◆ Given instruction:
For this exercise, copy out each line of the material below that includes "цены".

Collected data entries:
====
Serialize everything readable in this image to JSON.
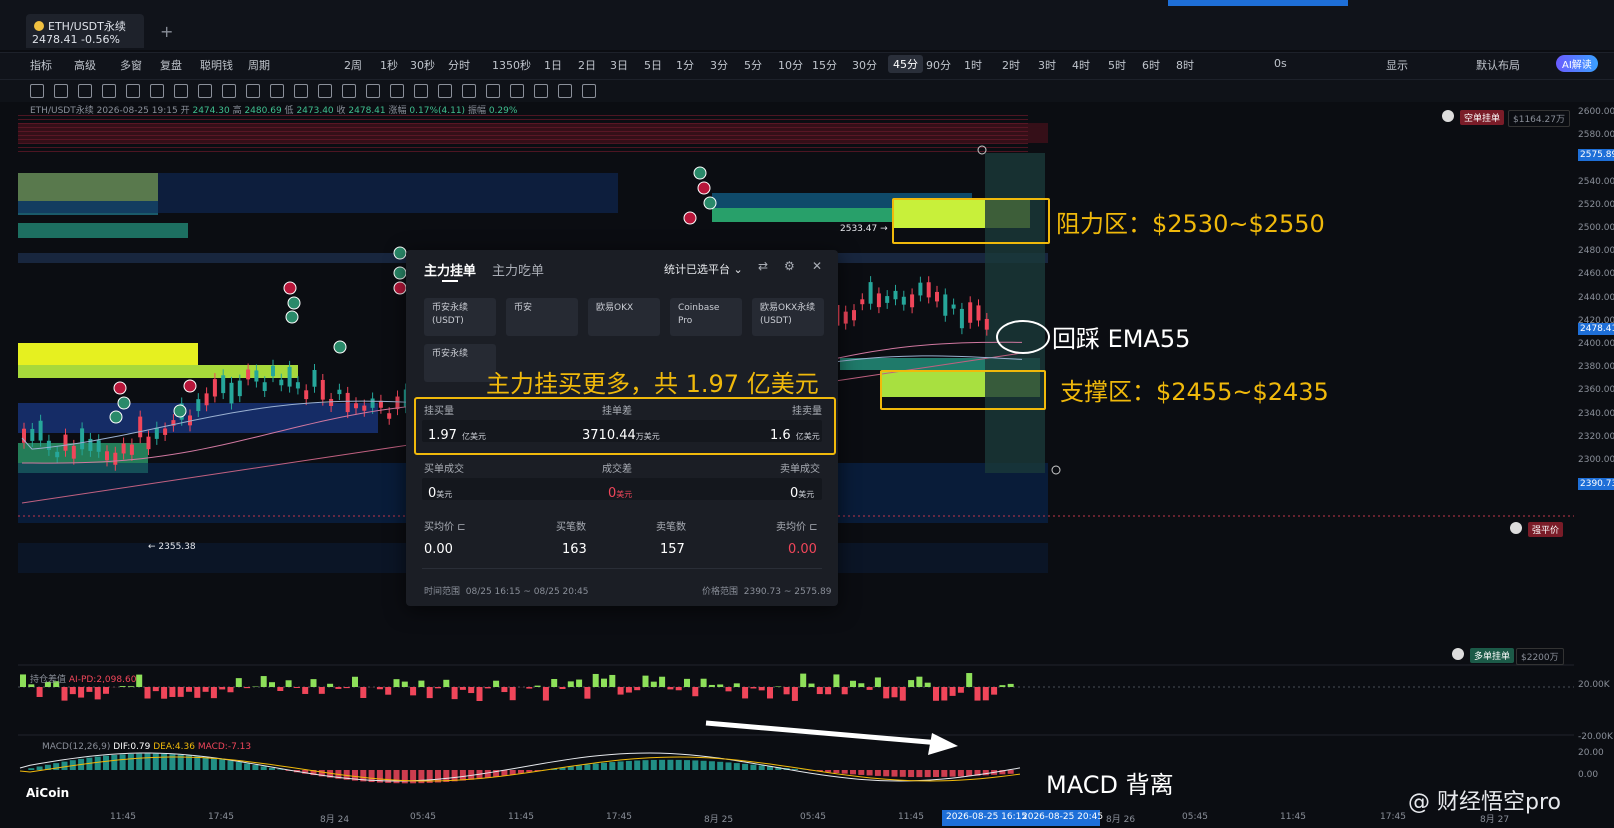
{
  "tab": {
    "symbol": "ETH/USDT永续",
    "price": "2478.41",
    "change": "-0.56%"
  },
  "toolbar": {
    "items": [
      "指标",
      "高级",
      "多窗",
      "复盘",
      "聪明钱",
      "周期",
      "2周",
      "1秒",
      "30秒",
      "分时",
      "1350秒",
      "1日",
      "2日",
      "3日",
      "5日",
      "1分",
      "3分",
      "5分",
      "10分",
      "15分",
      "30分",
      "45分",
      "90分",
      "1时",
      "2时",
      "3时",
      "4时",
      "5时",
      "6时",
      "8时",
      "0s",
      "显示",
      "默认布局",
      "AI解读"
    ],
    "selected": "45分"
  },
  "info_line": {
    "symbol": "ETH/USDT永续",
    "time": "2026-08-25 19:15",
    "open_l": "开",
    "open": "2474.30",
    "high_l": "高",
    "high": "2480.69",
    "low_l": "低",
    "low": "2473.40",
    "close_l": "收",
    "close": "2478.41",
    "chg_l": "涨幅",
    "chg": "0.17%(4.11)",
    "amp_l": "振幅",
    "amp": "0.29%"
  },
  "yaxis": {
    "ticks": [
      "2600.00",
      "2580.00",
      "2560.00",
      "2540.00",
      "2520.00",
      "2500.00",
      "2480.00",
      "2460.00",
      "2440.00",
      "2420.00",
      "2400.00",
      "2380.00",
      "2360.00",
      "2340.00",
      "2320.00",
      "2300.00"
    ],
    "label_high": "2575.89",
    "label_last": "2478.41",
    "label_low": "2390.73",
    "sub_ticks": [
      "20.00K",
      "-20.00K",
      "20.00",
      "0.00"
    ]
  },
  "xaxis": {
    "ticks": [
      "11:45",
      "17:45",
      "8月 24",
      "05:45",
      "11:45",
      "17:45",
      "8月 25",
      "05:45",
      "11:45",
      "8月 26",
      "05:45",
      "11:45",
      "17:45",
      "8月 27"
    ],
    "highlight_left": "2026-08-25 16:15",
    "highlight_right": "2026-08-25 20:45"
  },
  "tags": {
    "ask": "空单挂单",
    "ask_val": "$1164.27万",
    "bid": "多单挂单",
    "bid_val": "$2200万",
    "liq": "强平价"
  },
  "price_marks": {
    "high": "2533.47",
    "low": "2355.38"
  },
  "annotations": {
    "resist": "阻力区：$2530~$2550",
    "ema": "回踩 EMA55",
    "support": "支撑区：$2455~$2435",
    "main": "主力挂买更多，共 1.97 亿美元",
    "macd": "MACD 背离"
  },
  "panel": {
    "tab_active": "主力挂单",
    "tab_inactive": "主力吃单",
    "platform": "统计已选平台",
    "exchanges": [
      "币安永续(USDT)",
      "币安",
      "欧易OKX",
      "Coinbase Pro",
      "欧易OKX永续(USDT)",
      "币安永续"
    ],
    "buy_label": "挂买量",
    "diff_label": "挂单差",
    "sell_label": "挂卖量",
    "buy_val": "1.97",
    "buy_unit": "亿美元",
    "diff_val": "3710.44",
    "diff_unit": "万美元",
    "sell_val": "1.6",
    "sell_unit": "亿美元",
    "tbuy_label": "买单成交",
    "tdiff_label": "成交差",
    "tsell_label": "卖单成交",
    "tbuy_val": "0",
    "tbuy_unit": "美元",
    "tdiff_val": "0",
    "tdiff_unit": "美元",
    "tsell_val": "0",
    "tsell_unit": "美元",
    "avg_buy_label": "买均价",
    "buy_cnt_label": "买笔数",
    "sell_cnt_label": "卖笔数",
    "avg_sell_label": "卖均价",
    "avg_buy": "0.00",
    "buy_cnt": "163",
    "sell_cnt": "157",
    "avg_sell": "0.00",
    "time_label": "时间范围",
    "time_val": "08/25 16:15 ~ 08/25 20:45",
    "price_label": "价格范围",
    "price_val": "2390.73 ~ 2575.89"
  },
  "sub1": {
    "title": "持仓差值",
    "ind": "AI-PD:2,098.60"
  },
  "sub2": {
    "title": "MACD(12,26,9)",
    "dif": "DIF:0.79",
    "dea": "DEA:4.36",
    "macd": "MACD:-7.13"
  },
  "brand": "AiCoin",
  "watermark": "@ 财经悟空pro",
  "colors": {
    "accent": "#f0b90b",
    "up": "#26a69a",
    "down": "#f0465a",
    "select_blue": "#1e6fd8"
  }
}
====
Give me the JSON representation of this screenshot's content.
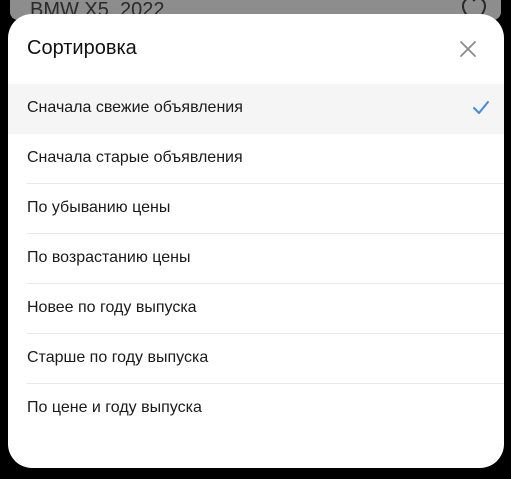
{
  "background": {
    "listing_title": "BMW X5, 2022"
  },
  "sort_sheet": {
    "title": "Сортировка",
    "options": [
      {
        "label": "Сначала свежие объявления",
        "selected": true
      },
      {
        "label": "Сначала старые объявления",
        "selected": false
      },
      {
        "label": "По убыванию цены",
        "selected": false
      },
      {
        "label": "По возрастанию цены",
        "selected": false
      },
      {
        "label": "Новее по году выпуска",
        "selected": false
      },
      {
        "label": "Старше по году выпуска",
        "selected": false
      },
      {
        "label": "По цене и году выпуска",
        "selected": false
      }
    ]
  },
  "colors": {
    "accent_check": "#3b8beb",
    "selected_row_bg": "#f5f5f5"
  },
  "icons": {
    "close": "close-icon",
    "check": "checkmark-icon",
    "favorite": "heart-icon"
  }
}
====
◆ Written reply:
        "label": "По убыванию цены",
        "label": "По возрастанию цены",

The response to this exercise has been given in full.